*GOAL:*
Output all the material that follows, exactly as given.

*PROVIDED ENTRIES:*
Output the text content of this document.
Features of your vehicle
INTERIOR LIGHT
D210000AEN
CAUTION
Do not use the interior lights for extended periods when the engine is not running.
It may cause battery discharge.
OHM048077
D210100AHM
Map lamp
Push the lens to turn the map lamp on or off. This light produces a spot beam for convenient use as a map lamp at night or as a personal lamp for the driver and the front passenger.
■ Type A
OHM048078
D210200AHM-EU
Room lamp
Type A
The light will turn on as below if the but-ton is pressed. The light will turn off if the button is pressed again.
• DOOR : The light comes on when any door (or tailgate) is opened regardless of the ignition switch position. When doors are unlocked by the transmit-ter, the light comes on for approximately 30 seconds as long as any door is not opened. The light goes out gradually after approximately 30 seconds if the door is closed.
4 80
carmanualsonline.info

*RESULT FOR THIS TASK:*
Output the text content of this document.
Features of your vehicle
INTERIOR LIGHT
D210000AEN
CAUTION
Do not use the interior lights for extended periods when the engine is not running.
It may cause battery discharge.
OHM048077
D210100AHM
Map lamp
Push the lens to turn the map lamp on or off. This light produces a spot beam for convenient use as a map lamp at night or as a personal lamp for the driver and the front passenger.
■ Type A
OHM048078
D210200AHM-EU
Room lamp
Type A
The light will turn on as below if the but-ton is pressed. The light will turn off if the button is pressed again.
• DOOR : The light comes on when any door (or tailgate) is opened regardless of the ignition switch position. When doors are unlocked by the transmit-ter, the light comes on for approximately 30 seconds as long as any door is not opened. The light goes out gradually after approximately 30 seconds if the door is closed.
4 80
carmanualsonline.info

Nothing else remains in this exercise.